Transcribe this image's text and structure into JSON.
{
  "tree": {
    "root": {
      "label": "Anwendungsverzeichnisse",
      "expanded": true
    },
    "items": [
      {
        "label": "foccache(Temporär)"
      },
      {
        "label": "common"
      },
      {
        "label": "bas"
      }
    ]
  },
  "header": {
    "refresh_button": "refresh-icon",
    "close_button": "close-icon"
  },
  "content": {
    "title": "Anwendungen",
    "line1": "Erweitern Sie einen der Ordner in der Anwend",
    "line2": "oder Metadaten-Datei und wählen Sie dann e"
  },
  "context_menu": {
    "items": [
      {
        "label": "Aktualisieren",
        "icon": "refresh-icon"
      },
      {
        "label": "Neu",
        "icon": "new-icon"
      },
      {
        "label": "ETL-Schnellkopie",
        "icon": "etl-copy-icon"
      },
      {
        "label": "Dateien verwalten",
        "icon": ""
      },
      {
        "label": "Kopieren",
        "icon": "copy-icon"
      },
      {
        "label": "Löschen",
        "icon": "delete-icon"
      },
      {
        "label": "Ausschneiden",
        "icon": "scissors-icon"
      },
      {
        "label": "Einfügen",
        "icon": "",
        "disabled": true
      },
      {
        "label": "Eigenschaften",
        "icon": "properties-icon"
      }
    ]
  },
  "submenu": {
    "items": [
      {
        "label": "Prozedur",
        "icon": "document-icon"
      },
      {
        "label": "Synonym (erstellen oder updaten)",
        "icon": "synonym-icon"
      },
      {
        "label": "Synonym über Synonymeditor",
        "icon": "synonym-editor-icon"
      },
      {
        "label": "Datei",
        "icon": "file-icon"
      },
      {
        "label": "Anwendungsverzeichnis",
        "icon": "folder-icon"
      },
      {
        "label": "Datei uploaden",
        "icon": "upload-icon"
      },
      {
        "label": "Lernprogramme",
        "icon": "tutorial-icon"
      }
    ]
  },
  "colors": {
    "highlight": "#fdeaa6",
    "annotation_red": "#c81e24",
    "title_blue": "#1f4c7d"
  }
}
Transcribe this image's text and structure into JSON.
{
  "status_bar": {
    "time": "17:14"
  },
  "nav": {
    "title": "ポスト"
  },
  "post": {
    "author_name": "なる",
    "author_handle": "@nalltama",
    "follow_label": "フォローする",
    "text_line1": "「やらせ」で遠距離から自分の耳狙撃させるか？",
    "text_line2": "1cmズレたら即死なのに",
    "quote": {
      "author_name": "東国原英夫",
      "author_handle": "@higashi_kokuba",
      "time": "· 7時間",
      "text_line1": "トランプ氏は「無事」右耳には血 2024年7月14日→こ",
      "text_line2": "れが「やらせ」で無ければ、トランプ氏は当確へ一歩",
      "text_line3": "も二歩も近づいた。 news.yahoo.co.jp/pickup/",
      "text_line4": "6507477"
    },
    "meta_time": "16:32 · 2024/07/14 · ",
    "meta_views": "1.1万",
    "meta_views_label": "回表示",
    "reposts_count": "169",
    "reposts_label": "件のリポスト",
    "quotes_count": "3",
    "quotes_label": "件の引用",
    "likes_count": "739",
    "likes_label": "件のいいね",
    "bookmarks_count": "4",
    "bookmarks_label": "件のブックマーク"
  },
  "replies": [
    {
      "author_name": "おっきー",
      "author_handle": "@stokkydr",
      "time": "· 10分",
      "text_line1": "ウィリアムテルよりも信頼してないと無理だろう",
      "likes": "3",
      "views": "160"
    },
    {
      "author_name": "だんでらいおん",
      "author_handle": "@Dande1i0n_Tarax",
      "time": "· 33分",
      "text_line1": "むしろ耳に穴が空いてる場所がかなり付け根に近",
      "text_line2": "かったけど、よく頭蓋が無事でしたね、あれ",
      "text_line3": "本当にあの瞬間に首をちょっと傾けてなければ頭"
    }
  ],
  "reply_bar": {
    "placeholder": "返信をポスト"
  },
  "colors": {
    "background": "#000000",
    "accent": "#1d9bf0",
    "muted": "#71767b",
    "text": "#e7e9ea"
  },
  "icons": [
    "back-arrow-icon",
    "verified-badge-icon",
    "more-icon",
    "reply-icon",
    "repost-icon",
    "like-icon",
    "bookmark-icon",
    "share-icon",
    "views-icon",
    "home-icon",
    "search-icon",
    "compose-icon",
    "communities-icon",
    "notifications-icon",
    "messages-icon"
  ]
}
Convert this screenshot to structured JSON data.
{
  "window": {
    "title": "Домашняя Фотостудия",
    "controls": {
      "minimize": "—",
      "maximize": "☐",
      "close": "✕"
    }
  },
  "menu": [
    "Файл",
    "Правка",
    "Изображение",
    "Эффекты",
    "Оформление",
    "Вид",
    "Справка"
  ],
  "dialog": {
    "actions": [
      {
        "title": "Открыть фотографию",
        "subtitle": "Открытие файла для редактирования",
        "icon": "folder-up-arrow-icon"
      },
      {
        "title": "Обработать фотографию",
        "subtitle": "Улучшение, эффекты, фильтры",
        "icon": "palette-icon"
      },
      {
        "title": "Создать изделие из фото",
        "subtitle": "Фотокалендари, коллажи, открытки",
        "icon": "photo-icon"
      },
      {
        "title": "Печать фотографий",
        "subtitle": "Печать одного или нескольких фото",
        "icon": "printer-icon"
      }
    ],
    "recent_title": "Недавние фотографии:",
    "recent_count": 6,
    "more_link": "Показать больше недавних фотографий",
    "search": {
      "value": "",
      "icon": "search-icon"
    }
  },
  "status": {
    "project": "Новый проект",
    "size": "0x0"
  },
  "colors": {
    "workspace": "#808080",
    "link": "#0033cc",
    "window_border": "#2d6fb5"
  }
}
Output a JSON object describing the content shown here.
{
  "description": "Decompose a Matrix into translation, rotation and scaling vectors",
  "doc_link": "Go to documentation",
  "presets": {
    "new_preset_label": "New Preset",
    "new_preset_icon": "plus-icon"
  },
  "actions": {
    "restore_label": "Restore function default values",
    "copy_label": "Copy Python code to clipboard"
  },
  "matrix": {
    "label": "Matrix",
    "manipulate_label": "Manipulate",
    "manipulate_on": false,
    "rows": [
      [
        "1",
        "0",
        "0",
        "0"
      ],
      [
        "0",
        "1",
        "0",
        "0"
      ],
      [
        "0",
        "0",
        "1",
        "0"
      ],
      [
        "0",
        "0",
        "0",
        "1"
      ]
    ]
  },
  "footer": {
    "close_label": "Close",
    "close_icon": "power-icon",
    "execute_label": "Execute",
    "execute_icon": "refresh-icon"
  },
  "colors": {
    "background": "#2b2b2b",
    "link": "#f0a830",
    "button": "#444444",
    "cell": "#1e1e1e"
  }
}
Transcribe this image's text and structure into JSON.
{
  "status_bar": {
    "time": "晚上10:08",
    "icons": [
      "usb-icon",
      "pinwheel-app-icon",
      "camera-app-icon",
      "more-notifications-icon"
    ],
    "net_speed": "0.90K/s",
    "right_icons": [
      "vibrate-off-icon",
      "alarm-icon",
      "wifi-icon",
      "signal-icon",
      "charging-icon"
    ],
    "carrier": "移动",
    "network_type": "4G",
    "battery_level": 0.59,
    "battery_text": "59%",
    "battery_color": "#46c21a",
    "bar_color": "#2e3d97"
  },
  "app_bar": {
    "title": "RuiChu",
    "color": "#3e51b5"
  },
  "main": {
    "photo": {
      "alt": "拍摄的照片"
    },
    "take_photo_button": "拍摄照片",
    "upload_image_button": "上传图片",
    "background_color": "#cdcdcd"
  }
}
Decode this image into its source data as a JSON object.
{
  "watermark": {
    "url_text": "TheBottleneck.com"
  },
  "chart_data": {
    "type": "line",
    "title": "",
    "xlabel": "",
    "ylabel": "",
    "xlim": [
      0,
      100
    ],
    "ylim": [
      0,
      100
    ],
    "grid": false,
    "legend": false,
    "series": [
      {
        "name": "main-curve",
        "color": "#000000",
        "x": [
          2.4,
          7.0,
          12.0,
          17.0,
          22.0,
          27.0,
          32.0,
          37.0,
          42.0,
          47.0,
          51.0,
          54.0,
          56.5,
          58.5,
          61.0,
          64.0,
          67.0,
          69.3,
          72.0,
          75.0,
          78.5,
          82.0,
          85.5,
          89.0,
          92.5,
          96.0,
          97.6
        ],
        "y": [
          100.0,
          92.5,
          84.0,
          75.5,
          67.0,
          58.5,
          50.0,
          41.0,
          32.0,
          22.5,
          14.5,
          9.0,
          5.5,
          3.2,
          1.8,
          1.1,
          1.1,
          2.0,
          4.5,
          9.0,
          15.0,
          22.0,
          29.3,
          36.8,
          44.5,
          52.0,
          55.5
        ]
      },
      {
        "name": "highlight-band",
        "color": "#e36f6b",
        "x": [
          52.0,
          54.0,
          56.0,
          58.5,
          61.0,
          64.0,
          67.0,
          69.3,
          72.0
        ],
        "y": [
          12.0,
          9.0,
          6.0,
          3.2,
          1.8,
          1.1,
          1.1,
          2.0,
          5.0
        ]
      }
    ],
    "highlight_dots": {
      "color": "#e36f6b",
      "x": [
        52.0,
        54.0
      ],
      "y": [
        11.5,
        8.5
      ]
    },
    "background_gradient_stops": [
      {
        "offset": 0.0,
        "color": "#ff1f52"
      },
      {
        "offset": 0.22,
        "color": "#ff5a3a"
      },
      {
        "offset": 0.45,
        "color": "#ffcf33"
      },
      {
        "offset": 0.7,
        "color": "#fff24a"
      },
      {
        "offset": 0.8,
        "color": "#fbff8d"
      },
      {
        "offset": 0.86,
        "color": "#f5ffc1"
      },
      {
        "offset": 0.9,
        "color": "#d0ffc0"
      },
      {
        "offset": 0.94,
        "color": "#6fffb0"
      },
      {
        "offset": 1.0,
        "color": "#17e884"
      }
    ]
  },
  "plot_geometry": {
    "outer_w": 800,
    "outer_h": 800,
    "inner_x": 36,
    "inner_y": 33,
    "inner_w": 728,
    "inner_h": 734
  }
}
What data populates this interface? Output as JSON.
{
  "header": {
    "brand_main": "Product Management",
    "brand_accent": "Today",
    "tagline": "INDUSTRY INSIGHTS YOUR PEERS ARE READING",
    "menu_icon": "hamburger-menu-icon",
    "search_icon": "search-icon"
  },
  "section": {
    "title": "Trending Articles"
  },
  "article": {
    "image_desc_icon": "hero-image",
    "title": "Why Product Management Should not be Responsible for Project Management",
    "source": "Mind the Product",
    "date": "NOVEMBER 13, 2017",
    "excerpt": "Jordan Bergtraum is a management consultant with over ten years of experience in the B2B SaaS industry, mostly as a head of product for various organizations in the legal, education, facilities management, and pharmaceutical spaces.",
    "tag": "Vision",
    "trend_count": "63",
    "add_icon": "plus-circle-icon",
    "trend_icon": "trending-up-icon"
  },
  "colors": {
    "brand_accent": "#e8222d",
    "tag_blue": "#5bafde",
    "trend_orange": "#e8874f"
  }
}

Brief.
Copy all lines from the entries that contain the word "plus".

Full response.
    "new_preset_icon": "plus-icon"
    "add_icon": "plus-circle-icon",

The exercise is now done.